EXERCISE
Each entry below should be echoed exactly, with pictures omitted.
::::
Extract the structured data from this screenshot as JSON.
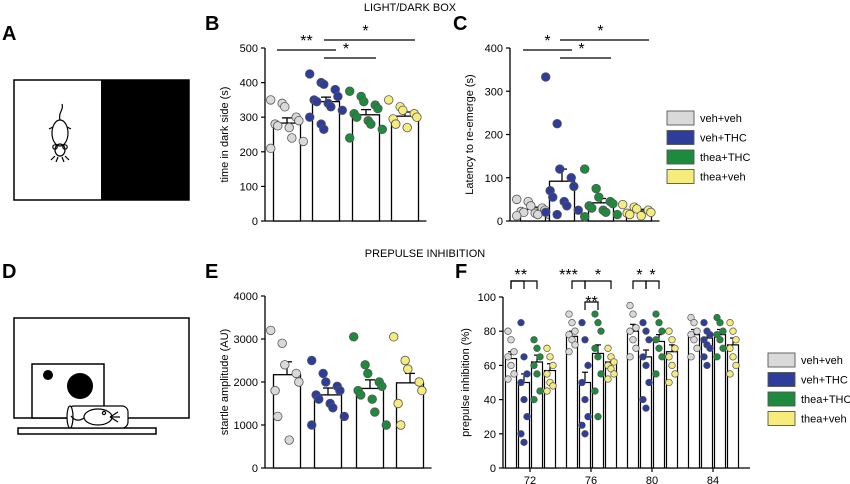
{
  "section_titles": {
    "top": "LIGHT/DARK BOX",
    "bottom": "PREPULSE INHIBITION"
  },
  "panel_labels": {
    "a": "A",
    "b": "B",
    "c": "C",
    "d": "D",
    "e": "E",
    "f": "F"
  },
  "colors": {
    "veh_veh": "#d9d9d9",
    "veh_thc": "#2e3c9c",
    "thea_thc": "#1d8a3e",
    "thea_veh": "#f5ec7d"
  },
  "legend_top": [
    "veh+veh",
    "veh+THC",
    "thea+THC",
    "thea+veh"
  ],
  "legend_bottom": [
    "veh+veh",
    "veh+THC",
    "thea+THC",
    "thea+veh"
  ],
  "chart_data": [
    {
      "panel": "B",
      "type": "bar",
      "ylabel": "time in dark side (s)",
      "ylim": [
        0,
        500
      ],
      "yticks": [
        "0",
        "100",
        "200",
        "300",
        "400",
        "500"
      ],
      "series": [
        {
          "name": "veh+veh",
          "color_key": "veh_veh",
          "mean": 283,
          "sem": 15,
          "points": [
            350,
            340,
            330,
            300,
            290,
            280,
            275,
            270,
            240,
            230,
            210
          ]
        },
        {
          "name": "veh+THC",
          "color_key": "veh_thc",
          "mean": 345,
          "sem": 13,
          "points": [
            425,
            400,
            395,
            380,
            360,
            350,
            345,
            340,
            330,
            320,
            300,
            280,
            265
          ]
        },
        {
          "name": "thea+THC",
          "color_key": "thea_thc",
          "mean": 307,
          "sem": 15,
          "points": [
            375,
            360,
            345,
            335,
            325,
            310,
            300,
            290,
            280,
            265,
            240
          ]
        },
        {
          "name": "thea+veh",
          "color_key": "thea_veh",
          "mean": 303,
          "sem": 12,
          "points": [
            350,
            330,
            320,
            310,
            300,
            295,
            280,
            270
          ]
        }
      ],
      "significance": [
        {
          "from": 0,
          "to": 1,
          "label": "**"
        },
        {
          "from": 1,
          "to": 2,
          "label": "*"
        },
        {
          "from": 1,
          "to": 3,
          "label": "*"
        }
      ]
    },
    {
      "panel": "C",
      "type": "bar",
      "ylabel": "Latency to re-emerge (s)",
      "ylim": [
        0,
        400
      ],
      "yticks": [
        "0",
        "100",
        "200",
        "300",
        "400"
      ],
      "series": [
        {
          "name": "veh+veh",
          "color_key": "veh_veh",
          "mean": 27,
          "sem": 5,
          "points": [
            50,
            45,
            35,
            30,
            25,
            22,
            20,
            18,
            15,
            15,
            12
          ]
        },
        {
          "name": "veh+THC",
          "color_key": "veh_thc",
          "mean": 92,
          "sem": 28,
          "points": [
            333,
            225,
            120,
            100,
            80,
            70,
            55,
            45,
            35,
            25,
            20,
            15
          ]
        },
        {
          "name": "thea+THC",
          "color_key": "thea_thc",
          "mean": 42,
          "sem": 10,
          "points": [
            120,
            75,
            55,
            45,
            40,
            35,
            30,
            25,
            20,
            15,
            10
          ]
        },
        {
          "name": "thea+veh",
          "color_key": "thea_veh",
          "mean": 23,
          "sem": 4,
          "points": [
            38,
            32,
            28,
            25,
            20,
            18,
            15,
            12
          ]
        }
      ],
      "significance": [
        {
          "from": 0,
          "to": 1,
          "label": "*"
        },
        {
          "from": 1,
          "to": 2,
          "label": "*"
        },
        {
          "from": 1,
          "to": 3,
          "label": "*"
        }
      ]
    },
    {
      "panel": "E",
      "type": "bar",
      "ylabel": "startle amplitude (AU)",
      "ylim": [
        0,
        4000
      ],
      "yticks": [
        "0",
        "1000",
        "2000",
        "3000",
        "4000"
      ],
      "series": [
        {
          "name": "veh+veh",
          "color_key": "veh_veh",
          "mean": 2170,
          "sem": 300,
          "points": [
            3200,
            2900,
            2400,
            2200,
            2000,
            1800,
            1200,
            650
          ]
        },
        {
          "name": "veh+THC",
          "color_key": "veh_thc",
          "mean": 1700,
          "sem": 160,
          "points": [
            2500,
            2200,
            2000,
            1900,
            1800,
            1700,
            1600,
            1500,
            1400,
            1200,
            1000
          ]
        },
        {
          "name": "thea+THC",
          "color_key": "thea_thc",
          "mean": 1850,
          "sem": 200,
          "points": [
            3050,
            2400,
            2200,
            2000,
            1900,
            1800,
            1700,
            1600,
            1300,
            1000
          ]
        },
        {
          "name": "thea+veh",
          "color_key": "thea_veh",
          "mean": 1980,
          "sem": 220,
          "points": [
            3050,
            2500,
            2300,
            2000,
            1800,
            1500,
            1000
          ]
        }
      ]
    },
    {
      "panel": "F",
      "type": "bar",
      "xlabel_ticks": [
        "72",
        "76",
        "80",
        "84"
      ],
      "ylabel": "prepulse inhibition (%)",
      "ylim": [
        0,
        100
      ],
      "yticks": [
        "0",
        "20",
        "40",
        "60",
        "80",
        "100"
      ],
      "groups": [
        {
          "x": "72",
          "means": [
            64,
            50,
            62,
            57
          ],
          "sems": [
            4,
            5,
            4,
            4
          ],
          "points": [
            [
              80,
              75,
              68,
              65,
              60,
              55,
              52
            ],
            [
              85,
              65,
              55,
              50,
              40,
              30,
              20,
              15
            ],
            [
              75,
              70,
              65,
              60,
              55,
              45,
              40
            ],
            [
              70,
              65,
              60,
              55,
              50,
              48,
              45
            ]
          ]
        },
        {
          "x": "76",
          "means": [
            77,
            50,
            67,
            62
          ],
          "sems": [
            3,
            6,
            5,
            4
          ],
          "points": [
            [
              90,
              85,
              80,
              78,
              75,
              72,
              68
            ],
            [
              85,
              75,
              60,
              50,
              40,
              30,
              25,
              20
            ],
            [
              90,
              85,
              80,
              70,
              65,
              55,
              45,
              30
            ],
            [
              70,
              65,
              62,
              60,
              58,
              55,
              52
            ]
          ]
        },
        {
          "x": "80",
          "means": [
            80,
            65,
            74,
            68
          ],
          "sems": [
            4,
            4,
            4,
            4
          ],
          "points": [
            [
              95,
              90,
              82,
              80,
              75,
              70,
              65
            ],
            [
              85,
              80,
              75,
              65,
              60,
              50,
              40,
              35
            ],
            [
              90,
              85,
              80,
              75,
              70,
              65,
              55
            ],
            [
              80,
              75,
              70,
              65,
              60,
              55,
              50
            ]
          ]
        },
        {
          "x": "84",
          "means": [
            78,
            76,
            78,
            72
          ],
          "sems": [
            3,
            3,
            3,
            4
          ],
          "points": [
            [
              88,
              85,
              80,
              78,
              75,
              70,
              65
            ],
            [
              85,
              80,
              78,
              75,
              72,
              70,
              65,
              60
            ],
            [
              88,
              85,
              80,
              78,
              75,
              70,
              65
            ],
            [
              85,
              80,
              75,
              70,
              65,
              60,
              55
            ]
          ]
        }
      ],
      "significance": [
        {
          "group": "72",
          "from": 0,
          "to": 1,
          "label": "*"
        },
        {
          "group": "72",
          "from": 0,
          "to": 2,
          "label": "*"
        },
        {
          "group": "76",
          "from": 0,
          "to": 1,
          "label": "***"
        },
        {
          "group": "76",
          "from": 1,
          "to": 3,
          "label": "*"
        },
        {
          "group": "76",
          "from": 1,
          "to": 2,
          "label": "**"
        },
        {
          "group": "80",
          "from": 0,
          "to": 1,
          "label": "*"
        },
        {
          "group": "80",
          "from": 1,
          "to": 2,
          "label": "*"
        }
      ]
    }
  ]
}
::::
RESPONSE
Extract the structured data from this screenshot as JSON.
{
  "section_titles": {
    "top": "LIGHT/DARK BOX",
    "bottom": "PREPULSE INHIBITION"
  },
  "panel_labels": {
    "a": "A",
    "b": "B",
    "c": "C",
    "d": "D",
    "e": "E",
    "f": "F"
  },
  "colors": {
    "veh_veh": "#d9d9d9",
    "veh_thc": "#2e3c9c",
    "thea_thc": "#1d8a3e",
    "thea_veh": "#f5ec7d"
  },
  "legend_top": [
    "veh+veh",
    "veh+THC",
    "thea+THC",
    "thea+veh"
  ],
  "legend_bottom": [
    "veh+veh",
    "veh+THC",
    "thea+THC",
    "thea+veh"
  ],
  "chart_data": [
    {
      "panel": "B",
      "type": "bar",
      "ylabel": "time in dark side (s)",
      "ylim": [
        0,
        500
      ],
      "yticks": [
        "0",
        "100",
        "200",
        "300",
        "400",
        "500"
      ],
      "series": [
        {
          "name": "veh+veh",
          "color_key": "veh_veh",
          "mean": 283,
          "sem": 15,
          "points": [
            350,
            340,
            330,
            300,
            290,
            280,
            275,
            270,
            240,
            230,
            210
          ]
        },
        {
          "name": "veh+THC",
          "color_key": "veh_thc",
          "mean": 345,
          "sem": 13,
          "points": [
            425,
            400,
            395,
            380,
            360,
            350,
            345,
            340,
            330,
            320,
            300,
            280,
            265
          ]
        },
        {
          "name": "thea+THC",
          "color_key": "thea_thc",
          "mean": 307,
          "sem": 15,
          "points": [
            375,
            360,
            345,
            335,
            325,
            310,
            300,
            290,
            280,
            265,
            240
          ]
        },
        {
          "name": "thea+veh",
          "color_key": "thea_veh",
          "mean": 303,
          "sem": 12,
          "points": [
            350,
            330,
            320,
            310,
            300,
            295,
            280,
            270
          ]
        }
      ],
      "significance": [
        {
          "from": 0,
          "to": 1,
          "label": "**"
        },
        {
          "from": 1,
          "to": 2,
          "label": "*"
        },
        {
          "from": 1,
          "to": 3,
          "label": "*"
        }
      ]
    },
    {
      "panel": "C",
      "type": "bar",
      "ylabel": "Latency to re-emerge (s)",
      "ylim": [
        0,
        400
      ],
      "yticks": [
        "0",
        "100",
        "200",
        "300",
        "400"
      ],
      "series": [
        {
          "name": "veh+veh",
          "color_key": "veh_veh",
          "mean": 27,
          "sem": 5,
          "points": [
            50,
            45,
            35,
            30,
            25,
            22,
            20,
            18,
            15,
            15,
            12
          ]
        },
        {
          "name": "veh+THC",
          "color_key": "veh_thc",
          "mean": 92,
          "sem": 28,
          "points": [
            333,
            225,
            120,
            100,
            80,
            70,
            55,
            45,
            35,
            25,
            20,
            15
          ]
        },
        {
          "name": "thea+THC",
          "color_key": "thea_thc",
          "mean": 42,
          "sem": 10,
          "points": [
            120,
            75,
            55,
            45,
            40,
            35,
            30,
            25,
            20,
            15,
            10
          ]
        },
        {
          "name": "thea+veh",
          "color_key": "thea_veh",
          "mean": 23,
          "sem": 4,
          "points": [
            38,
            32,
            28,
            25,
            20,
            18,
            15,
            12
          ]
        }
      ],
      "significance": [
        {
          "from": 0,
          "to": 1,
          "label": "*"
        },
        {
          "from": 1,
          "to": 2,
          "label": "*"
        },
        {
          "from": 1,
          "to": 3,
          "label": "*"
        }
      ]
    },
    {
      "panel": "E",
      "type": "bar",
      "ylabel": "startle amplitude (AU)",
      "ylim": [
        0,
        4000
      ],
      "yticks": [
        "0",
        "1000",
        "2000",
        "3000",
        "4000"
      ],
      "series": [
        {
          "name": "veh+veh",
          "color_key": "veh_veh",
          "mean": 2170,
          "sem": 300,
          "points": [
            3200,
            2900,
            2400,
            2200,
            2000,
            1800,
            1200,
            650
          ]
        },
        {
          "name": "veh+THC",
          "color_key": "veh_thc",
          "mean": 1700,
          "sem": 160,
          "points": [
            2500,
            2200,
            2000,
            1900,
            1800,
            1700,
            1600,
            1500,
            1400,
            1200,
            1000
          ]
        },
        {
          "name": "thea+THC",
          "color_key": "thea_thc",
          "mean": 1850,
          "sem": 200,
          "points": [
            3050,
            2400,
            2200,
            2000,
            1900,
            1800,
            1700,
            1600,
            1300,
            1000
          ]
        },
        {
          "name": "thea+veh",
          "color_key": "thea_veh",
          "mean": 1980,
          "sem": 220,
          "points": [
            3050,
            2500,
            2300,
            2000,
            1800,
            1500,
            1000
          ]
        }
      ]
    },
    {
      "panel": "F",
      "type": "bar",
      "xlabel_ticks": [
        "72",
        "76",
        "80",
        "84"
      ],
      "ylabel": "prepulse inhibition (%)",
      "ylim": [
        0,
        100
      ],
      "yticks": [
        "0",
        "20",
        "40",
        "60",
        "80",
        "100"
      ],
      "groups": [
        {
          "x": "72",
          "means": [
            64,
            50,
            62,
            57
          ],
          "sems": [
            4,
            5,
            4,
            4
          ],
          "points": [
            [
              80,
              75,
              68,
              65,
              60,
              55,
              52
            ],
            [
              85,
              65,
              55,
              50,
              40,
              30,
              20,
              15
            ],
            [
              75,
              70,
              65,
              60,
              55,
              45,
              40
            ],
            [
              70,
              65,
              60,
              55,
              50,
              48,
              45
            ]
          ]
        },
        {
          "x": "76",
          "means": [
            77,
            50,
            67,
            62
          ],
          "sems": [
            3,
            6,
            5,
            4
          ],
          "points": [
            [
              90,
              85,
              80,
              78,
              75,
              72,
              68
            ],
            [
              85,
              75,
              60,
              50,
              40,
              30,
              25,
              20
            ],
            [
              90,
              85,
              80,
              70,
              65,
              55,
              45,
              30
            ],
            [
              70,
              65,
              62,
              60,
              58,
              55,
              52
            ]
          ]
        },
        {
          "x": "80",
          "means": [
            80,
            65,
            74,
            68
          ],
          "sems": [
            4,
            4,
            4,
            4
          ],
          "points": [
            [
              95,
              90,
              82,
              80,
              75,
              70,
              65
            ],
            [
              85,
              80,
              75,
              65,
              60,
              50,
              40,
              35
            ],
            [
              90,
              85,
              80,
              75,
              70,
              65,
              55
            ],
            [
              80,
              75,
              70,
              65,
              60,
              55,
              50
            ]
          ]
        },
        {
          "x": "84",
          "means": [
            78,
            76,
            78,
            72
          ],
          "sems": [
            3,
            3,
            3,
            4
          ],
          "points": [
            [
              88,
              85,
              80,
              78,
              75,
              70,
              65
            ],
            [
              85,
              80,
              78,
              75,
              72,
              70,
              65,
              60
            ],
            [
              88,
              85,
              80,
              78,
              75,
              70,
              65
            ],
            [
              85,
              80,
              75,
              70,
              65,
              60,
              55
            ]
          ]
        }
      ],
      "significance": [
        {
          "group": "72",
          "from": 0,
          "to": 1,
          "label": "*"
        },
        {
          "group": "72",
          "from": 0,
          "to": 2,
          "label": "*"
        },
        {
          "group": "76",
          "from": 0,
          "to": 1,
          "label": "***"
        },
        {
          "group": "76",
          "from": 1,
          "to": 3,
          "label": "*"
        },
        {
          "group": "76",
          "from": 1,
          "to": 2,
          "label": "**"
        },
        {
          "group": "80",
          "from": 0,
          "to": 1,
          "label": "*"
        },
        {
          "group": "80",
          "from": 1,
          "to": 2,
          "label": "*"
        }
      ]
    }
  ]
}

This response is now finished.